Task objective:
Output exactly, please, the lines of the records below from the one containing "Type out the text in this image." through the final line.

Collected data entries:
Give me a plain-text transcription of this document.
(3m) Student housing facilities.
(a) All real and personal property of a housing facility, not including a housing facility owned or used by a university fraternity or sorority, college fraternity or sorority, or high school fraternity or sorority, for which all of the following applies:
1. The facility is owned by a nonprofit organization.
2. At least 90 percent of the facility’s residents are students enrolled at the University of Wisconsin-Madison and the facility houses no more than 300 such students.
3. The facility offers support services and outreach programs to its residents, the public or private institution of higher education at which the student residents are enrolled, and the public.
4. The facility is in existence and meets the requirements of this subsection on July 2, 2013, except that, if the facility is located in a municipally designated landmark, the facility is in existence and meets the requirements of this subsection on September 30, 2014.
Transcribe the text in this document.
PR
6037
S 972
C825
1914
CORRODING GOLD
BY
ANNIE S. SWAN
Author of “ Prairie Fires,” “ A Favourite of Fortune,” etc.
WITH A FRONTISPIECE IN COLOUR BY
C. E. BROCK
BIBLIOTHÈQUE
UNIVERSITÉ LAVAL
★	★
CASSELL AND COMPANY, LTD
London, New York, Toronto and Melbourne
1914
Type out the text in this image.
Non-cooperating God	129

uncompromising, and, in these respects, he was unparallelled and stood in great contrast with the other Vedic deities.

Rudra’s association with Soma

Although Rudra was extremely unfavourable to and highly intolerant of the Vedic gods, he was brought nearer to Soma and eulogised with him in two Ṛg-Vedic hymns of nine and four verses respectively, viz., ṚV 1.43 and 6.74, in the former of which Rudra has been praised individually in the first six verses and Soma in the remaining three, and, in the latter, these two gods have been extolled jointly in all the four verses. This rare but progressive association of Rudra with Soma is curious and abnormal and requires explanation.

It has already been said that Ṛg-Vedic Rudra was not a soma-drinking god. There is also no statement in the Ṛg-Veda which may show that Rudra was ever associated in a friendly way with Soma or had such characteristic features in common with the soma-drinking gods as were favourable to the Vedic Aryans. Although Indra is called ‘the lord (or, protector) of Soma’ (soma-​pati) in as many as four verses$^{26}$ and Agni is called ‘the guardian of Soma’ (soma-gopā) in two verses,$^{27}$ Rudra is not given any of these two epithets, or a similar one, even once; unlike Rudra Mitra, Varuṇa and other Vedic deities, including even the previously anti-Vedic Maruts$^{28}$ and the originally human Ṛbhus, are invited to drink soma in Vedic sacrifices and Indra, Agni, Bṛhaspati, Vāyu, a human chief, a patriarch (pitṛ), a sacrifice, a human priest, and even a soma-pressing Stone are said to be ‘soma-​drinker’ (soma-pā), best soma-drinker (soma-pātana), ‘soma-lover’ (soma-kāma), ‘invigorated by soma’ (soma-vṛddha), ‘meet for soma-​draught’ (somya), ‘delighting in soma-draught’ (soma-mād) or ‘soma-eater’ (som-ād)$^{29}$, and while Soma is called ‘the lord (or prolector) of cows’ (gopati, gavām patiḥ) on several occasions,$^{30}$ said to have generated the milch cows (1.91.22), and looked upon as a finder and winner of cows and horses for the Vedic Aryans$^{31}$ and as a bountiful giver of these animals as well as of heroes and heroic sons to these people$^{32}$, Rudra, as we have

Result below:
Type out the text in this image.
Non-cooperating God	129

uncompromising, and, in these respects, he was unparallelled and stood in great contrast with the other Vedic deities.

Rudra’s association with Soma

Although Rudra was extremely unfavourable to and highly intolerant of the Vedic gods, he was brought nearer to Soma and eulogised with him in two Ṛg-Vedic hymns of nine and four verses respectively, viz., ṚV 1.43 and 6.74, in the former of which Rudra has been praised individually in the first six verses and Soma in the remaining three, and, in the latter, these two gods have been extolled jointly in all the four verses. This rare but progressive association of Rudra with Soma is curious and abnormal and requires explanation.

It has already been said that Ṛg-Vedic Rudra was not a soma-drinking god. There is also no statement in the Ṛg-Veda which may show that Rudra was ever associated in a friendly way with Soma or had such characteristic features in common with the soma-drinking gods as were favourable to the Vedic Aryans. Although Indra is called ‘the lord (or, protector) of Soma’ (soma-​pati) in as many as four verses$^{26}$ and Agni is called ‘the guardian of Soma’ (soma-gopā) in two verses,$^{27}$ Rudra is not given any of these two epithets, or a similar one, even once; unlike Rudra Mitra, Varuṇa and other Vedic deities, including even the previously anti-Vedic Maruts$^{28}$ and the originally human Ṛbhus, are invited to drink soma in Vedic sacrifices and Indra, Agni, Bṛhaspati, Vāyu, a human chief, a patriarch (pitṛ), a sacrifice, a human priest, and even a soma-pressing Stone are said to be ‘soma-​drinker’ (soma-pā), best soma-drinker (soma-pātana), ‘soma-lover’ (soma-kāma), ‘invigorated by soma’ (soma-vṛddha), ‘meet for soma-​draught’ (somya), ‘delighting in soma-draught’ (soma-mād) or ‘soma-eater’ (som-ād)$^{29}$, and while Soma is called ‘the lord (or prolector) of cows’ (gopati, gavām patiḥ) on several occasions,$^{30}$ said to have generated the milch cows (1.91.22), and looked upon as a finder and winner of cows and horses for the Vedic Aryans$^{31}$ and as a bountiful giver of these animals as well as of heroes and heroic sons to these people$^{32}$, Rudra, as we have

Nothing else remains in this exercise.